- **Exercise material**:
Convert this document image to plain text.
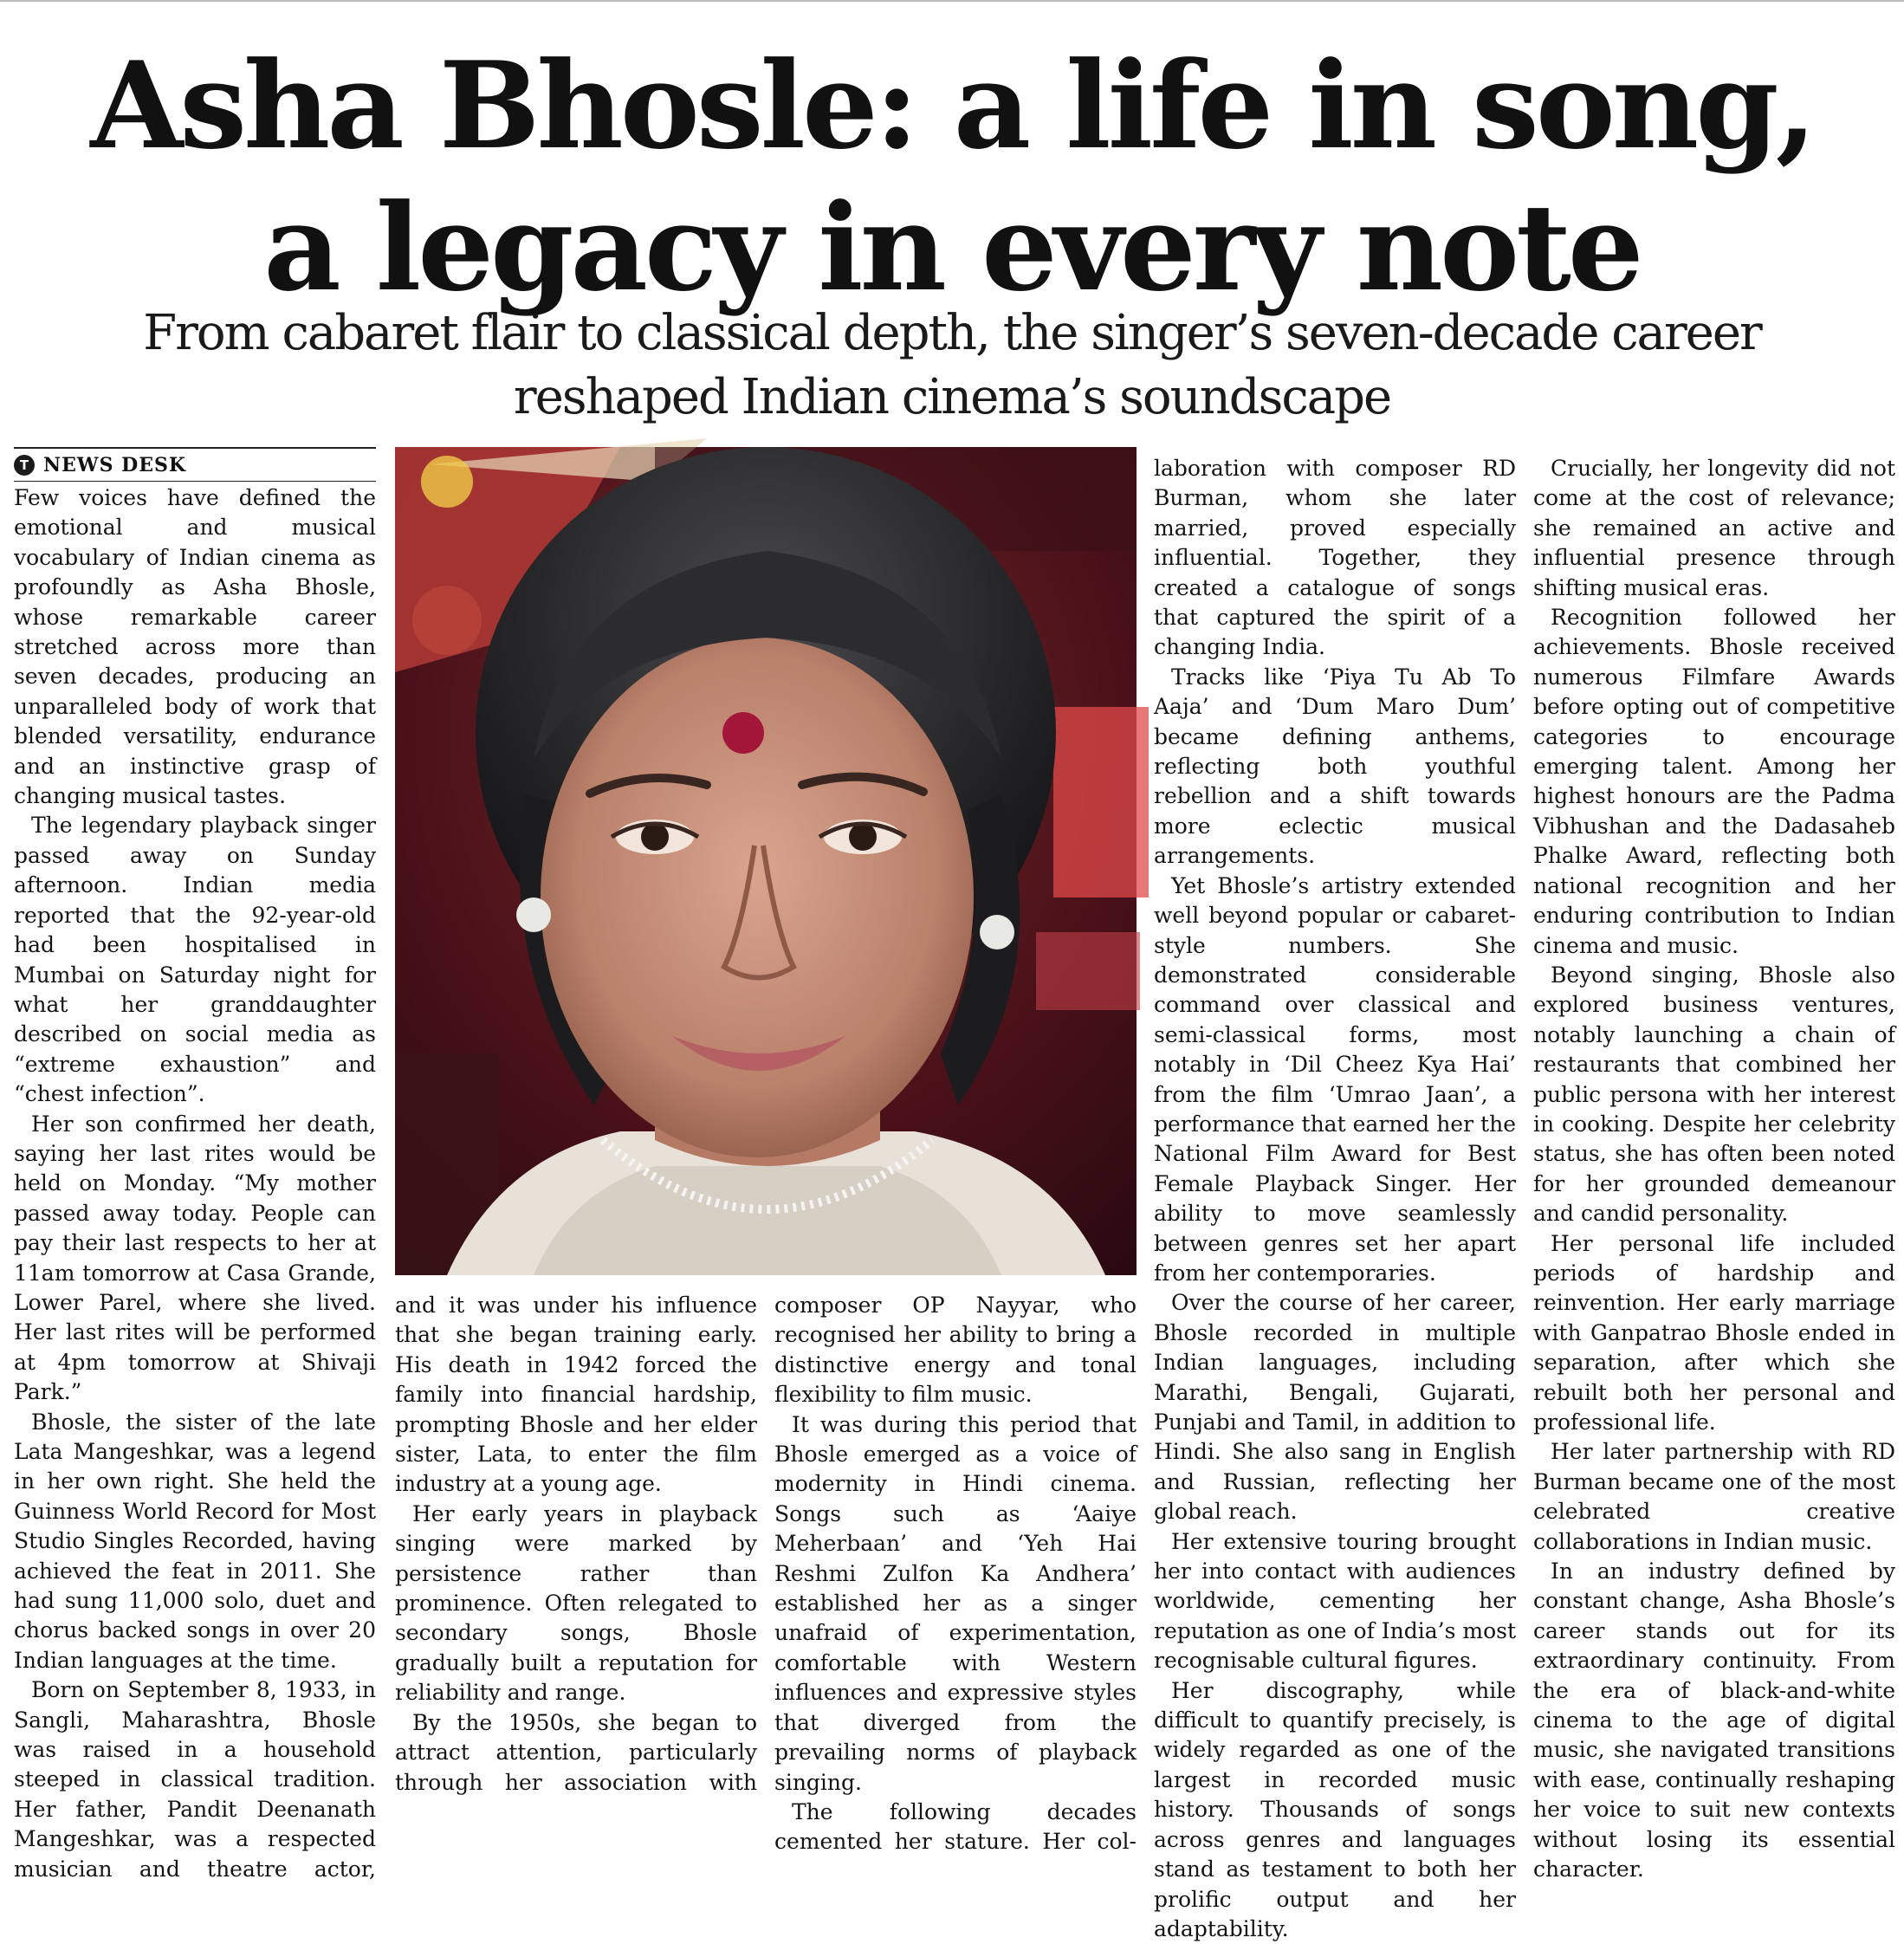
Asha Bhosle: a life in song,
a legacy in every note
From cabaret flair to classical depth, the singer’s seven-decade career
reshaped Indian cinema’s soundscape
T NEWS DESK

Few voices have defined the emotional and musical vocabulary of Indian cinema as profoundly as Asha Bhosle, whose remarkable career stretched across more than seven decades, producing an unparalleled body of work that blended versatility, endurance and an instinctive grasp of changing musical tastes.

The legendary playback singer passed away on Sunday afternoon. Indian media reported that the 92-year-old had been hospitalised in Mumbai on Saturday night for what her granddaughter described on social media as “extreme exhaustion” and “chest infection”.

Her son confirmed her death, saying her last rites would be held on Monday. “My mother passed away today. People can pay their last respects to her at 11am tomorrow at Casa Grande, Lower Parel, where she lived. Her last rites will be performed at 4pm tomorrow at Shivaji Park.”

Bhosle, the sister of the late Lata Mangeshkar, was a legend in her own right. She held the Guinness World Record for Most Studio Singles Recorded, having achieved the feat in 2011. She had sung 11,000 solo, duet and chorus backed songs in over 20 Indian languages at the time.

Born on September 8, 1933, in Sangli, Maharashtra, Bhosle was raised in a household steeped in classical tradition. Her father, Pandit Deenanath Mangeshkar, was a respected musician and theatre actor,

and it was under his influence that she began training early. His death in 1942 forced the family into financial hardship, prompting Bhosle and her elder sister, Lata, to enter the film industry at a young age.

Her early years in playback singing were marked by persistence rather than prominence. Often relegated to secondary songs, Bhosle gradually built a reputation for reliability and range.

By the 1950s, she began to attract attention, particularly through her association with

composer OP Nayyar, who recognised her ability to bring a distinctive energy and tonal flexibility to film music.

It was during this period that Bhosle emerged as a voice of modernity in Hindi cinema. Songs such as ‘Aaiye Meherbaan’ and ‘Yeh Hai Reshmi Zulfon Ka Andhera’ established her as a singer unafraid of experimentation, comfortable with Western influences and expressive styles that diverged from the prevailing norms of playback singing.

The following decades cemented her stature. Her col-

laboration with composer RD Burman, whom she later married, proved especially influential. Together, they created a catalogue of songs that captured the spirit of a changing India.

Tracks like ‘Piya Tu Ab To Aaja’ and ‘Dum Maro Dum’ became defining anthems, reflecting both youthful rebellion and a shift towards more eclectic musical arrangements.

Yet Bhosle’s artistry extended well beyond popular or cabaret-style numbers. She demonstrated considerable command over classical and semi-classical forms, most notably in ‘Dil Cheez Kya Hai’ from the film ‘Umrao Jaan’, a performance that earned her the National Film Award for Best Female Playback Singer. Her ability to move seamlessly between genres set her apart from her contemporaries.

Over the course of her career, Bhosle recorded in multiple Indian languages, including Marathi, Bengali, Gujarati, Punjabi and Tamil, in addition to Hindi. She also sang in English and Russian, reflecting her global reach.

Her extensive touring brought her into contact with audiences worldwide, cementing her reputation as one of India’s most recognisable cultural figures.

Her discography, while difficult to quantify precisely, is widely regarded as one of the largest in recorded music history. Thousands of songs across genres and languages stand as testament to both her prolific output and her adaptability.

Crucially, her longevity did not come at the cost of relevance; she remained an active and influential presence through shifting musical eras.

Recognition followed her achievements. Bhosle received numerous Filmfare Awards before opting out of competitive categories to encourage emerging talent. Among her highest honours are the Padma Vibhushan and the Dadasaheb Phalke Award, reflecting both national recognition and her enduring contribution to Indian cinema and music.

Beyond singing, Bhosle also explored business ventures, notably launching a chain of restaurants that combined her public persona with her interest in cooking. Despite her celebrity status, she has often been noted for her grounded demeanour and candid personality.

Her personal life included periods of hardship and reinvention. Her early marriage with Ganpatrao Bhosle ended in separation, after which she rebuilt both her personal and professional life.

Her later partnership with RD Burman became one of the most celebrated creative collaborations in Indian music.

In an industry defined by constant change, Asha Bhosle’s career stands out for its extraordinary continuity. From the era of black-and-white cinema to the age of digital music, she navigated transitions with ease, continually reshaping her voice to suit new contexts without losing its essential character.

- **Job**: Return the material word for word. Pictures are not part of the copy.

- **Completed exercise**:
Convert this document image to plain text.
Asha Bhosle: a life in song,
a legacy in every note
From cabaret flair to classical depth, the singer’s seven-decade career
reshaped Indian cinema’s soundscape
T NEWS DESK

Few voices have defined the emotional and musical vocabulary of Indian cinema as profoundly as Asha Bhosle, whose remarkable career stretched across more than seven decades, producing an unparalleled body of work that blended versatility, endurance and an instinctive grasp of changing musical tastes.

The legendary playback singer passed away on Sunday afternoon. Indian media reported that the 92-year-old had been hospitalised in Mumbai on Saturday night for what her granddaughter described on social media as “extreme exhaustion” and “chest infection”.

Her son confirmed her death, saying her last rites would be held on Monday. “My mother passed away today. People can pay their last respects to her at 11am tomorrow at Casa Grande, Lower Parel, where she lived. Her last rites will be performed at 4pm tomorrow at Shivaji Park.”

Bhosle, the sister of the late Lata Mangeshkar, was a legend in her own right. She held the Guinness World Record for Most Studio Singles Recorded, having achieved the feat in 2011. She had sung 11,000 solo, duet and chorus backed songs in over 20 Indian languages at the time.

Born on September 8, 1933, in Sangli, Maharashtra, Bhosle was raised in a household steeped in classical tradition. Her father, Pandit Deenanath Mangeshkar, was a respected musician and theatre actor,

and it was under his influence that she began training early. His death in 1942 forced the family into financial hardship, prompting Bhosle and her elder sister, Lata, to enter the film industry at a young age.

Her early years in playback singing were marked by persistence rather than prominence. Often relegated to secondary songs, Bhosle gradually built a reputation for reliability and range.

By the 1950s, she began to attract attention, particularly through her association with

composer OP Nayyar, who recognised her ability to bring a distinctive energy and tonal flexibility to film music.

It was during this period that Bhosle emerged as a voice of modernity in Hindi cinema. Songs such as ‘Aaiye Meherbaan’ and ‘Yeh Hai Reshmi Zulfon Ka Andhera’ established her as a singer unafraid of experimentation, comfortable with Western influences and expressive styles that diverged from the prevailing norms of playback singing.

The following decades cemented her stature. Her col-

laboration with composer RD Burman, whom she later married, proved especially influential. Together, they created a catalogue of songs that captured the spirit of a changing India.

Tracks like ‘Piya Tu Ab To Aaja’ and ‘Dum Maro Dum’ became defining anthems, reflecting both youthful rebellion and a shift towards more eclectic musical arrangements.

Yet Bhosle’s artistry extended well beyond popular or cabaret-style numbers. She demonstrated considerable command over classical and semi-classical forms, most notably in ‘Dil Cheez Kya Hai’ from the film ‘Umrao Jaan’, a performance that earned her the National Film Award for Best Female Playback Singer. Her ability to move seamlessly between genres set her apart from her contemporaries.

Over the course of her career, Bhosle recorded in multiple Indian languages, including Marathi, Bengali, Gujarati, Punjabi and Tamil, in addition to Hindi. She also sang in English and Russian, reflecting her global reach.

Her extensive touring brought her into contact with audiences worldwide, cementing her reputation as one of India’s most recognisable cultural figures.

Her discography, while difficult to quantify precisely, is widely regarded as one of the largest in recorded music history. Thousands of songs across genres and languages stand as testament to both her prolific output and her adaptability.

Crucially, her longevity did not come at the cost of relevance; she remained an active and influential presence through shifting musical eras.

Recognition followed her achievements. Bhosle received numerous Filmfare Awards before opting out of competitive categories to encourage emerging talent. Among her highest honours are the Padma Vibhushan and the Dadasaheb Phalke Award, reflecting both national recognition and her enduring contribution to Indian cinema and music.

Beyond singing, Bhosle also explored business ventures, notably launching a chain of restaurants that combined her public persona with her interest in cooking. Despite her celebrity status, she has often been noted for her grounded demeanour and candid personality.

Her personal life included periods of hardship and reinvention. Her early marriage with Ganpatrao Bhosle ended in separation, after which she rebuilt both her personal and professional life.

Her later partnership with RD Burman became one of the most celebrated creative collaborations in Indian music.

In an industry defined by constant change, Asha Bhosle’s career stands out for its extraordinary continuity. From the era of black-and-white cinema to the age of digital music, she navigated transitions with ease, continually reshaping her voice to suit new contexts without losing its essential character.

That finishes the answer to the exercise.